- _Supplied text_
★ ★ ★ ★

';


Title 26 Part 1 → §1.467-3

Title 26 → Chapter I → Subchapter A → Part 1 → §1.467-3

Electronic Code of Federal Regulations e-CFR

Title 26 Part 1 → §1.467-3

e-CFR data is current as of June 19, 2019

Title 26Chapter ISubchapter APart 1 → §1.467-3


Title 26: Internal Revenue
PART 1—INCOME TAXES (CONTINUED)


§1.467-3   Disqualified leasebacks and long-term agreements.

(a) General rule. Under §1.467-1(d)(2)(i), constant rental accrual (as described under paragraph (d) of this section) must be used to determine the fixed rent for each rental period in the lease term if the section 467 rental agreement is a disqualified leaseback or long-term agreement within the meaning of paragraph (b) of this section. Constant rental accrual may not be used in the absence of a determination by the Commissioner, pursuant to paragraph (b)(1)(ii) of this section, that the rental agreement is disqualified. Such determination may be made either on a case-by-case basis or in regulations or other guidance published by the Commissioner (see §601.601(d)(2) of this chapter) providing that a certain type or class of leaseback or long-term agreement will be treated as disqualified and subject to constant rental accrual.

★ ★ ★ ★

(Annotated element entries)
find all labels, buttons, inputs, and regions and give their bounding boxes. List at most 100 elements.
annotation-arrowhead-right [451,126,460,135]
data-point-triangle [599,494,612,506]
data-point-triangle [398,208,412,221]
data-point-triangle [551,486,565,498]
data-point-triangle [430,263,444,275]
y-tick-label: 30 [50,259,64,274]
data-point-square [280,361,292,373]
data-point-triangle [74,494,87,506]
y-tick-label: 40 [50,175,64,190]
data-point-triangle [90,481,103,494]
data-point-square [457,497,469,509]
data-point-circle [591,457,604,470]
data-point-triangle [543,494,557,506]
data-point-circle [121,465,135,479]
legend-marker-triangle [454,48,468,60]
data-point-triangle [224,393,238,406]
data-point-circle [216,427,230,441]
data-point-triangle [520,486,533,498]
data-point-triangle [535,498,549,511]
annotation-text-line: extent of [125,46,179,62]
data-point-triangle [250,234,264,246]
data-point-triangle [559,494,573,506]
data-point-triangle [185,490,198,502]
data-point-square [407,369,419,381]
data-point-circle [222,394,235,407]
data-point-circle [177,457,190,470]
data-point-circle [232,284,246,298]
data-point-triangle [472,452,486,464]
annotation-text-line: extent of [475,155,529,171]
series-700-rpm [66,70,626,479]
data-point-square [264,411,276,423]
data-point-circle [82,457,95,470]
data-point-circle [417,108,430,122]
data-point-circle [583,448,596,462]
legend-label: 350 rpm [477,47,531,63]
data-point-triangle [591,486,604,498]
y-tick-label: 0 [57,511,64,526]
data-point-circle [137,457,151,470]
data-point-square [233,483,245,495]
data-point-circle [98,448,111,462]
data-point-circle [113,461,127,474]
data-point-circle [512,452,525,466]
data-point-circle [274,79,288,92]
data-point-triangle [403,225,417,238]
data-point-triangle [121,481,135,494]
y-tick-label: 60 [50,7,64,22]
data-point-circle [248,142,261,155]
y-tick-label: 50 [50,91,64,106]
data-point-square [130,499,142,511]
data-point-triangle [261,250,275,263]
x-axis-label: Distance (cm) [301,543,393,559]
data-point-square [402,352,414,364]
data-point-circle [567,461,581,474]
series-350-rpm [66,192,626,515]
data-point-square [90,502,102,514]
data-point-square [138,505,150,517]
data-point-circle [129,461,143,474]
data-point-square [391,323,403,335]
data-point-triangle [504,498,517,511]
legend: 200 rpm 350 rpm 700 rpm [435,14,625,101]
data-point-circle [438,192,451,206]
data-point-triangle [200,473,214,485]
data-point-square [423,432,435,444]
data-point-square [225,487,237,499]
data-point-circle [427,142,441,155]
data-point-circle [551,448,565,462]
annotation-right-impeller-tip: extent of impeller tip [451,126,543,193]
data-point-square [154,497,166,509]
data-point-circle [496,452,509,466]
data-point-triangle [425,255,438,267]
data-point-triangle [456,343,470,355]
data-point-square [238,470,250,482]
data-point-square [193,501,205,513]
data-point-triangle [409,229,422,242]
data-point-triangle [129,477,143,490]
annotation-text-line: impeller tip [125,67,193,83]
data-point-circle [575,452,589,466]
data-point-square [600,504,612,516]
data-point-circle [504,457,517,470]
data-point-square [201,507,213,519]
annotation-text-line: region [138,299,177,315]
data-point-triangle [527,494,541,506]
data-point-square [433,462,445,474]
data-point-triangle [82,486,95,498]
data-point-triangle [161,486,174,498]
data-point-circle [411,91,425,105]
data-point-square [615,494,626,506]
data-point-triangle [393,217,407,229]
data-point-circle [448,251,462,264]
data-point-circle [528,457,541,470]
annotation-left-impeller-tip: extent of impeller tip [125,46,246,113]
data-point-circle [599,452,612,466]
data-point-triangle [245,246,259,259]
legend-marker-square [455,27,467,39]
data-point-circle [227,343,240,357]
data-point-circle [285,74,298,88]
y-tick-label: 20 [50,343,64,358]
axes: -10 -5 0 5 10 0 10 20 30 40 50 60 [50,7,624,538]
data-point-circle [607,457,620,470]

★ ★ ★ ★

- _Objective_
From the regulation, reproduce everything from "e-CFR data is" down to "and long-term agreements.". Rely on the regulation alone, not the data.

- _Complete output_
e-CFR data is current as of June 19, 2019

Title 26Chapter ISubchapter APart 1 → §1.467-3


Title 26: Internal Revenue
PART 1—INCOME TAXES (CONTINUED)


§1.467-3   Disqualified leasebacks and long-term agreements.